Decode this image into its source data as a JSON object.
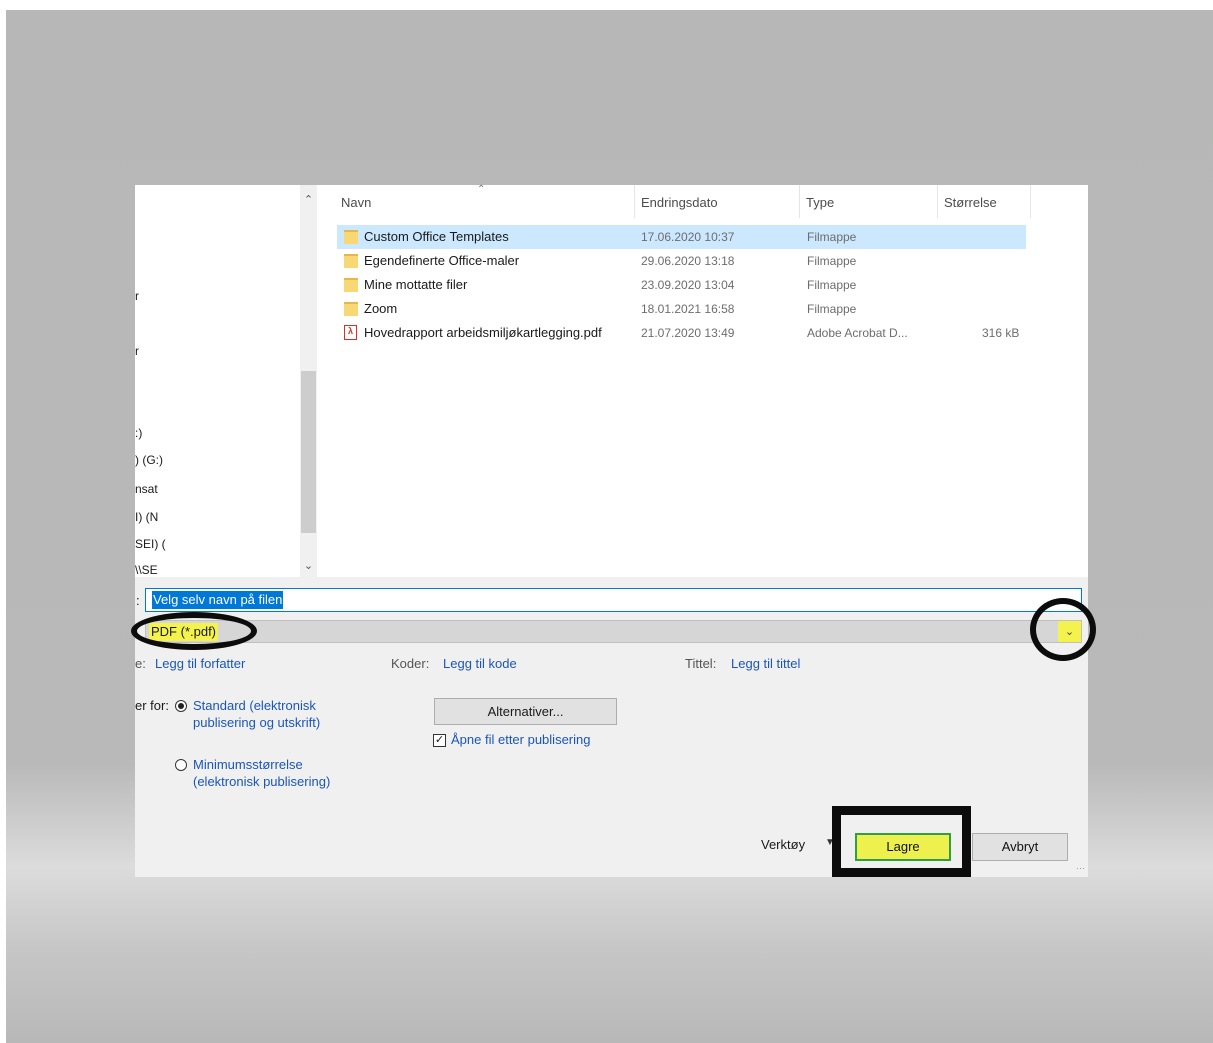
{
  "file_list": {
    "headers": {
      "name": "Navn",
      "date": "Endringsdato",
      "type": "Type",
      "size": "Størrelse"
    },
    "rows": [
      {
        "name": "Custom Office Templates",
        "date": "17.06.2020 10:37",
        "type": "Filmappe",
        "size": "",
        "icon": "folder-icon",
        "selected": true
      },
      {
        "name": "Egendefinerte Office-maler",
        "date": "29.06.2020 13:18",
        "type": "Filmappe",
        "size": "",
        "icon": "folder-icon"
      },
      {
        "name": "Mine mottatte filer",
        "date": "23.09.2020 13:04",
        "type": "Filmappe",
        "size": "",
        "icon": "folder-icon"
      },
      {
        "name": "Zoom",
        "date": "18.01.2021 16:58",
        "type": "Filmappe",
        "size": "",
        "icon": "folder-icon"
      },
      {
        "name": "Hovedrapport arbeidsmiljøkartlegging.pdf",
        "date": "21.07.2020 13:49",
        "type": "Adobe Acrobat D...",
        "size": "316 kB",
        "icon": "pdf-icon"
      }
    ]
  },
  "nav_pane": {
    "fragments": [
      "r",
      "r",
      ":)",
      ") (G:)",
      "nsat",
      "I) (N",
      "SEI) (",
      "\\\\SE"
    ]
  },
  "filename": {
    "label": ":",
    "value": "Velg selv navn på filen"
  },
  "filetype": {
    "value": "PDF (*.pdf)"
  },
  "metadata": {
    "author_label": "e:",
    "author_link": "Legg til forfatter",
    "tags_label": "Koder:",
    "tags_link": "Legg til kode",
    "title_label": "Tittel:",
    "title_link": "Legg til tittel"
  },
  "optimize": {
    "label": "er for:",
    "standard": "Standard (elektronisk publisering og utskrift)",
    "minimum": "Minimumsstørrelse (elektronisk publisering)",
    "selected": "standard"
  },
  "options_button": "Alternativer...",
  "open_after": {
    "label": "Åpne fil etter publisering",
    "checked": true
  },
  "footer": {
    "tools": "Verktøy",
    "save": "Lagre",
    "cancel": "Avbryt"
  },
  "colors": {
    "highlight": "#f4f24d",
    "annotation": "#0c0c0c",
    "link": "#1a56b8",
    "selection": "#0078d7"
  }
}
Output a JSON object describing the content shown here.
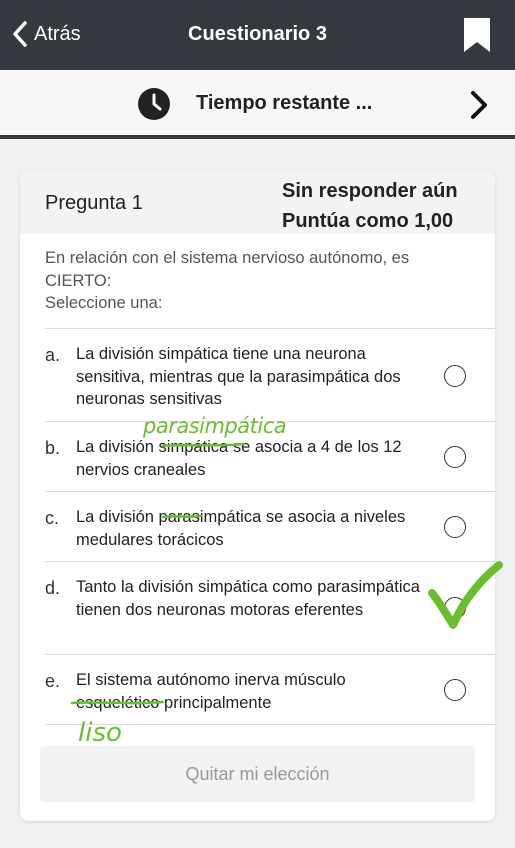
{
  "header": {
    "back_label": "Atrás",
    "title": "Cuestionario 3"
  },
  "timer": {
    "label": "Tiempo restante ..."
  },
  "question": {
    "number_label": "Pregunta 1",
    "status": "Sin responder aún",
    "score": "Puntúa como 1,00",
    "text": "En relación con el sistema nervioso autónomo, es CIERTO:",
    "select_prompt": "Seleccione una:",
    "options": [
      {
        "letter": "a.",
        "text": "La división simpática tiene una neurona sensitiva, mientras que la parasimpática dos neuronas sensitivas"
      },
      {
        "letter": "b.",
        "text": "La división simpática se asocia a 4 de los 12 nervios craneales"
      },
      {
        "letter": "c.",
        "text": "La división parasimpática se asocia a niveles medulares torácicos"
      },
      {
        "letter": "d.",
        "text": "Tanto la división simpática como parasimpática tienen dos neuronas motoras eferentes"
      },
      {
        "letter": "e.",
        "text": "El sistema autónomo inerva músculo esquelético principalmente"
      }
    ],
    "clear_label": "Quitar mi elección"
  },
  "annotations": {
    "ink_color": "#6abf2f",
    "b_correction": "parasimpática",
    "e_correction": "liso"
  },
  "icons": {
    "back": "chevron-left-icon",
    "bookmark": "bookmark-icon",
    "clock": "clock-icon",
    "next": "chevron-right-icon",
    "checkmark": "checkmark-icon"
  }
}
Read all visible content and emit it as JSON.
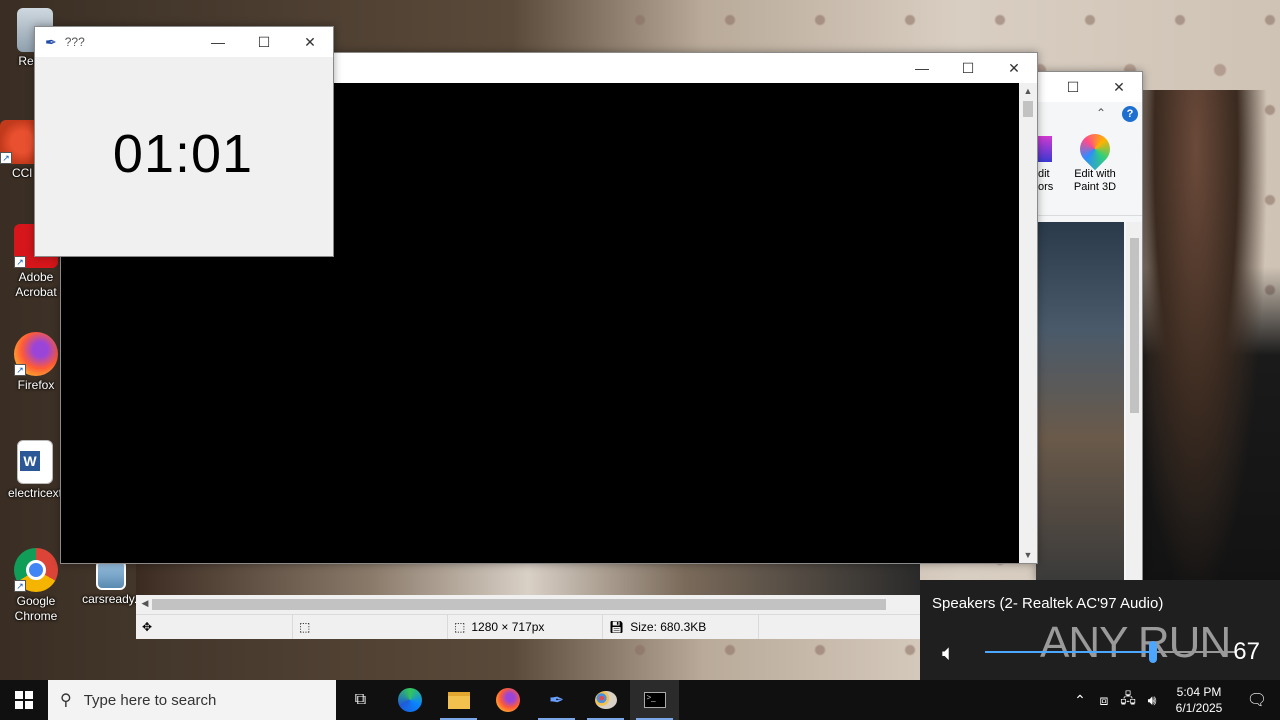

**Your objective:**
Of the lines in this data, how many contain "como"? Reply with only the number.

**Result of the task:**
2